> [Records]

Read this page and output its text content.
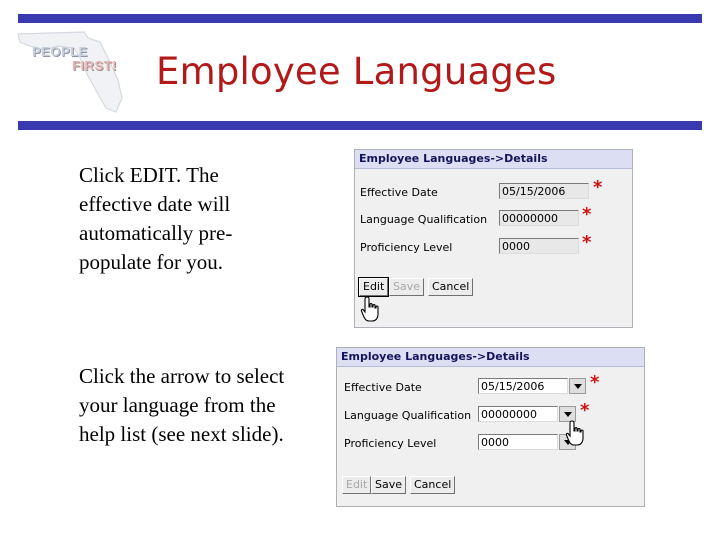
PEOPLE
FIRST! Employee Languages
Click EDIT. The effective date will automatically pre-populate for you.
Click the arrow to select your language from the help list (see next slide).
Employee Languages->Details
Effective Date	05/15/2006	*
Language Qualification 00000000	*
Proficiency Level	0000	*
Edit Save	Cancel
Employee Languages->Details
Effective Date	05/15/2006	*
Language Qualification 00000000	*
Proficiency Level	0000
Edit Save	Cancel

...

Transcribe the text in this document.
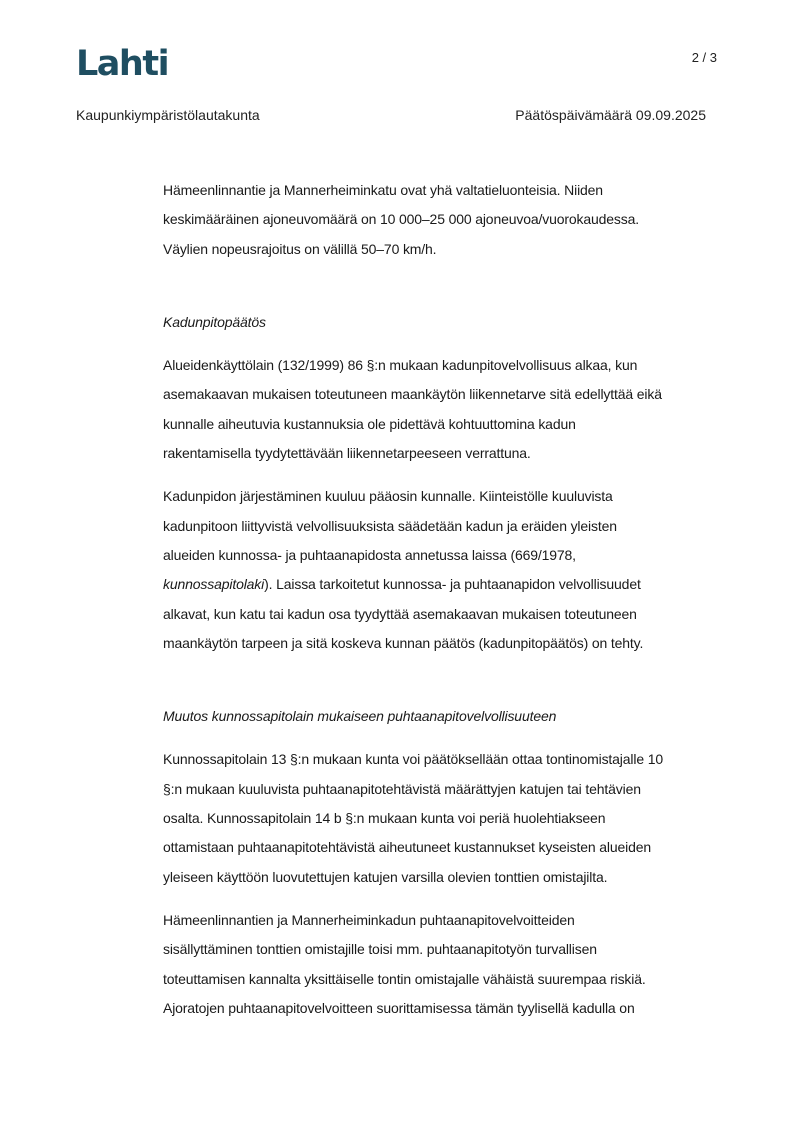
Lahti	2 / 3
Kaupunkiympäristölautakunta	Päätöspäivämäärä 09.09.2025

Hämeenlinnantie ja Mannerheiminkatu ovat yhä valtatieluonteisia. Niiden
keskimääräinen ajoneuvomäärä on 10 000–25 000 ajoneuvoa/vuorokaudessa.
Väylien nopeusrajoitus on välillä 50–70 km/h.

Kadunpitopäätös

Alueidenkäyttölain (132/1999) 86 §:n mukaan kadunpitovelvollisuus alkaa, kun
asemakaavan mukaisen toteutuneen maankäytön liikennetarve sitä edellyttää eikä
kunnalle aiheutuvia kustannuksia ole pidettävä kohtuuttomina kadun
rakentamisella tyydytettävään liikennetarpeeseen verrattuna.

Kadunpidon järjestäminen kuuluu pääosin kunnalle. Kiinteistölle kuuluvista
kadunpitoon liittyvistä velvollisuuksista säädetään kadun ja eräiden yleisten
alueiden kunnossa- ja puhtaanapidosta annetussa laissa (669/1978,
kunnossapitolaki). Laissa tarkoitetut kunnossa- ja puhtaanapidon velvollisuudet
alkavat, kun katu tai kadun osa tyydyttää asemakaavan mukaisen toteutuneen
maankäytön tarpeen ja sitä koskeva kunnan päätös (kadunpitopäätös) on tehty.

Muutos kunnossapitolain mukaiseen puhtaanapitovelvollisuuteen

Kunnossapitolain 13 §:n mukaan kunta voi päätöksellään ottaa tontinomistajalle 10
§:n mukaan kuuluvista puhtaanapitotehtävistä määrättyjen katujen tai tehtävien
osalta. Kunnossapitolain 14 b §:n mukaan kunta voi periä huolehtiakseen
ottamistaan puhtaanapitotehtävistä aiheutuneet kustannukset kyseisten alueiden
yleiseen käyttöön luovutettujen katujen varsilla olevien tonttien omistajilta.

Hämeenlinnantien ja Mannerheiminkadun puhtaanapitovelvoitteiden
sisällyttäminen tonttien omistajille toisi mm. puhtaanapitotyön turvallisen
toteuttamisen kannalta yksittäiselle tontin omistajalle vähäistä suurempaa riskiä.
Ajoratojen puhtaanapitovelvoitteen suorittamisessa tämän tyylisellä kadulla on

> [Task details]
In the material above, tally every line with the string "this" in it, then give that number alone.

> [Expected answer]
2